#### Task goal
All entries should be output exactly as they stand.

═══ Provided entries

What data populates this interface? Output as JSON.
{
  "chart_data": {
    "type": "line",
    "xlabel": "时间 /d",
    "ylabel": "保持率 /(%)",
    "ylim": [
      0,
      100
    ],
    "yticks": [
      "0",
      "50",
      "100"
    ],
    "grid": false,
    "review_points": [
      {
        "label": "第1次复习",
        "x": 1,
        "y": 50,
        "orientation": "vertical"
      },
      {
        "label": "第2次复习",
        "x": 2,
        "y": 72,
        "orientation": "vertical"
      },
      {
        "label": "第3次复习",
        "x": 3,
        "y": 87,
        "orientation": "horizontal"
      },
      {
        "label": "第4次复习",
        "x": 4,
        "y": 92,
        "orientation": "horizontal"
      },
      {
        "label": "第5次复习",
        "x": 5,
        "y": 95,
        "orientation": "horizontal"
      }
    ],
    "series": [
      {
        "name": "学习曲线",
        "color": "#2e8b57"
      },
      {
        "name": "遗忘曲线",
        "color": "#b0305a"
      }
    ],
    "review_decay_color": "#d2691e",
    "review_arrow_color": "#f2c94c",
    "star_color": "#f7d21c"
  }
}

══════

#### Answer to the task
What data populates this interface? Output as JSON.
{
  "chart_data": {
    "type": "line",
    "xlabel": "时间 /d",
    "ylabel": "保持率 /(%)",
    "ylim": [
      0,
      100
    ],
    "yticks": [
      "0",
      "50",
      "100"
    ],
    "grid": false,
    "review_points": [
      {
        "label": "第1次复习",
        "x": 1,
        "y": 50,
        "orientation": "vertical"
      },
      {
        "label": "第2次复习",
        "x": 2,
        "y": 72,
        "orientation": "vertical"
      },
      {
        "label": "第3次复习",
        "x": 3,
        "y": 87,
        "orientation": "horizontal"
      },
      {
        "label": "第4次复习",
        "x": 4,
        "y": 92,
        "orientation": "horizontal"
      },
      {
        "label": "第5次复习",
        "x": 5,
        "y": 95,
        "orientation": "horizontal"
      }
    ],
    "series": [
      {
        "name": "学习曲线",
        "color": "#2e8b57"
      },
      {
        "name": "遗忘曲线",
        "color": "#b0305a"
      }
    ],
    "review_decay_color": "#d2691e",
    "review_arrow_color": "#f2c94c",
    "star_color": "#f7d21c"
  }
}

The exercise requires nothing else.